WHAT THE TASK REQUIRES — Word for word, retype every entry in the listing.

RECORD EXCERPTS —
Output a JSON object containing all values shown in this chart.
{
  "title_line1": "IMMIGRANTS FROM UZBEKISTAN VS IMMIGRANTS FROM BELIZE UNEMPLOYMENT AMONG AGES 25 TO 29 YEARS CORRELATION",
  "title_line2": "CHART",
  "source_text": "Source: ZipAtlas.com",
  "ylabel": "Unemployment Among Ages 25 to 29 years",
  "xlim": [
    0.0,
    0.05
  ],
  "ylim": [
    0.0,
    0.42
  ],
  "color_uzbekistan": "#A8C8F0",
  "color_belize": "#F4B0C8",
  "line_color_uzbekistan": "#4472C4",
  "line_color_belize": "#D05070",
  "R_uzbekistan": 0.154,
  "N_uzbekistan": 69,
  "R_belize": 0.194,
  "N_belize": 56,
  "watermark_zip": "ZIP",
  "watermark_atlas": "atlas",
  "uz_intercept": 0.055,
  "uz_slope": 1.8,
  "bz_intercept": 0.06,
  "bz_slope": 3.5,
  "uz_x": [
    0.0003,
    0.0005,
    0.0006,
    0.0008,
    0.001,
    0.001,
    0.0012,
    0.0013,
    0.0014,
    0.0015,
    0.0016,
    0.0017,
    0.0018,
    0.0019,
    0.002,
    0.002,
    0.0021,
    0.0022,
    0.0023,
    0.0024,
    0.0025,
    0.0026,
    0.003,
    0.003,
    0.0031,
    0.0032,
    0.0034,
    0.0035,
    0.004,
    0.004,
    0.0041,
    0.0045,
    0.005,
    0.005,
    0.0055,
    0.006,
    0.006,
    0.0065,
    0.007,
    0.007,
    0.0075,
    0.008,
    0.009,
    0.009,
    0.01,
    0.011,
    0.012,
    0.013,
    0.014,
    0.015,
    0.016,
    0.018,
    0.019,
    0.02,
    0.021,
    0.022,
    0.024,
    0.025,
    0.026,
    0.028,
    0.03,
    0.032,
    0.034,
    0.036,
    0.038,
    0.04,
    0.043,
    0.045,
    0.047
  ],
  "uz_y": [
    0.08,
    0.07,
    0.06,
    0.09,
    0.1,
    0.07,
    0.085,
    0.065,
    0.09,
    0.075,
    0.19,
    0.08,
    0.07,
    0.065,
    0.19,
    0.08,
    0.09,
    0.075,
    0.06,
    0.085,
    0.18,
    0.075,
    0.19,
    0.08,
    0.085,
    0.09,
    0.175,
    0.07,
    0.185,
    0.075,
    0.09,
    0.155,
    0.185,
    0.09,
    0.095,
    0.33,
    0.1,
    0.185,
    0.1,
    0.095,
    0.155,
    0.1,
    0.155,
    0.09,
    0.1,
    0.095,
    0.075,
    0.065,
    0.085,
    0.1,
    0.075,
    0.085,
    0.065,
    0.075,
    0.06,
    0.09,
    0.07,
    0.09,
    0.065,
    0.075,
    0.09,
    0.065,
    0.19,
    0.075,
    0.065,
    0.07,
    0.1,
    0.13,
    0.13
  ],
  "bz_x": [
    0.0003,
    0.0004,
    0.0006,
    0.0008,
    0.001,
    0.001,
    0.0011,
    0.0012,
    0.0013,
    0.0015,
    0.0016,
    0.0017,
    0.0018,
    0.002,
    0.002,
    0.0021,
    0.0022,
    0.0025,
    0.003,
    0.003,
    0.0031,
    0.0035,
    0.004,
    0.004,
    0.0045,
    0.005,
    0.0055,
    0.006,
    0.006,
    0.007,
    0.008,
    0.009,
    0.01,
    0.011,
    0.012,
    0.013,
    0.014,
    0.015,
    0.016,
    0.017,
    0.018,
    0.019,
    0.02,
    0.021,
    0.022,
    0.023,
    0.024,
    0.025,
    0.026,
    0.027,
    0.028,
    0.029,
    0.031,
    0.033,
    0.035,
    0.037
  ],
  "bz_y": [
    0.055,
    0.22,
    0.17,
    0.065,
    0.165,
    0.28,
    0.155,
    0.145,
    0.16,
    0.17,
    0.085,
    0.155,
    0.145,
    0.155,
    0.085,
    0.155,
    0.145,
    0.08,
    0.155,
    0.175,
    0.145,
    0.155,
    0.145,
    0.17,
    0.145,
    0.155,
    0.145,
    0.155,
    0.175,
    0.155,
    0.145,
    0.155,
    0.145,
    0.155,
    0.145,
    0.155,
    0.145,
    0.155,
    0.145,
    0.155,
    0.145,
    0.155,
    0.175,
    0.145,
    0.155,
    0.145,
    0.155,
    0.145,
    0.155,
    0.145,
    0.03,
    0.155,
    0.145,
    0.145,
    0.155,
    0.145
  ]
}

TASK OUTPUT —
Output a JSON object containing all values shown in this chart.
{
  "title_line1": "IMMIGRANTS FROM UZBEKISTAN VS IMMIGRANTS FROM BELIZE UNEMPLOYMENT AMONG AGES 25 TO 29 YEARS CORRELATION",
  "title_line2": "CHART",
  "source_text": "Source: ZipAtlas.com",
  "ylabel": "Unemployment Among Ages 25 to 29 years",
  "xlim": [
    0.0,
    0.05
  ],
  "ylim": [
    0.0,
    0.42
  ],
  "color_uzbekistan": "#A8C8F0",
  "color_belize": "#F4B0C8",
  "line_color_uzbekistan": "#4472C4",
  "line_color_belize": "#D05070",
  "R_uzbekistan": 0.154,
  "N_uzbekistan": 69,
  "R_belize": 0.194,
  "N_belize": 56,
  "watermark_zip": "ZIP",
  "watermark_atlas": "atlas",
  "uz_intercept": 0.055,
  "uz_slope": 1.8,
  "bz_intercept": 0.06,
  "bz_slope": 3.5,
  "uz_x": [
    0.0003,
    0.0005,
    0.0006,
    0.0008,
    0.001,
    0.001,
    0.0012,
    0.0013,
    0.0014,
    0.0015,
    0.0016,
    0.0017,
    0.0018,
    0.0019,
    0.002,
    0.002,
    0.0021,
    0.0022,
    0.0023,
    0.0024,
    0.0025,
    0.0026,
    0.003,
    0.003,
    0.0031,
    0.0032,
    0.0034,
    0.0035,
    0.004,
    0.004,
    0.0041,
    0.0045,
    0.005,
    0.005,
    0.0055,
    0.006,
    0.006,
    0.0065,
    0.007,
    0.007,
    0.0075,
    0.008,
    0.009,
    0.009,
    0.01,
    0.011,
    0.012,
    0.013,
    0.014,
    0.015,
    0.016,
    0.018,
    0.019,
    0.02,
    0.021,
    0.022,
    0.024,
    0.025,
    0.026,
    0.028,
    0.03,
    0.032,
    0.034,
    0.036,
    0.038,
    0.04,
    0.043,
    0.045,
    0.047
  ],
  "uz_y": [
    0.08,
    0.07,
    0.06,
    0.09,
    0.1,
    0.07,
    0.085,
    0.065,
    0.09,
    0.075,
    0.19,
    0.08,
    0.07,
    0.065,
    0.19,
    0.08,
    0.09,
    0.075,
    0.06,
    0.085,
    0.18,
    0.075,
    0.19,
    0.08,
    0.085,
    0.09,
    0.175,
    0.07,
    0.185,
    0.075,
    0.09,
    0.155,
    0.185,
    0.09,
    0.095,
    0.33,
    0.1,
    0.185,
    0.1,
    0.095,
    0.155,
    0.1,
    0.155,
    0.09,
    0.1,
    0.095,
    0.075,
    0.065,
    0.085,
    0.1,
    0.075,
    0.085,
    0.065,
    0.075,
    0.06,
    0.09,
    0.07,
    0.09,
    0.065,
    0.075,
    0.09,
    0.065,
    0.19,
    0.075,
    0.065,
    0.07,
    0.1,
    0.13,
    0.13
  ],
  "bz_x": [
    0.0003,
    0.0004,
    0.0006,
    0.0008,
    0.001,
    0.001,
    0.0011,
    0.0012,
    0.0013,
    0.0015,
    0.0016,
    0.0017,
    0.0018,
    0.002,
    0.002,
    0.0021,
    0.0022,
    0.0025,
    0.003,
    0.003,
    0.0031,
    0.0035,
    0.004,
    0.004,
    0.0045,
    0.005,
    0.0055,
    0.006,
    0.006,
    0.007,
    0.008,
    0.009,
    0.01,
    0.011,
    0.012,
    0.013,
    0.014,
    0.015,
    0.016,
    0.017,
    0.018,
    0.019,
    0.02,
    0.021,
    0.022,
    0.023,
    0.024,
    0.025,
    0.026,
    0.027,
    0.028,
    0.029,
    0.031,
    0.033,
    0.035,
    0.037
  ],
  "bz_y": [
    0.055,
    0.22,
    0.17,
    0.065,
    0.165,
    0.28,
    0.155,
    0.145,
    0.16,
    0.17,
    0.085,
    0.155,
    0.145,
    0.155,
    0.085,
    0.155,
    0.145,
    0.08,
    0.155,
    0.175,
    0.145,
    0.155,
    0.145,
    0.17,
    0.145,
    0.155,
    0.145,
    0.155,
    0.175,
    0.155,
    0.145,
    0.155,
    0.145,
    0.155,
    0.145,
    0.155,
    0.145,
    0.155,
    0.145,
    0.155,
    0.145,
    0.155,
    0.175,
    0.145,
    0.155,
    0.145,
    0.155,
    0.145,
    0.155,
    0.145,
    0.03,
    0.155,
    0.145,
    0.145,
    0.155,
    0.145
  ]
}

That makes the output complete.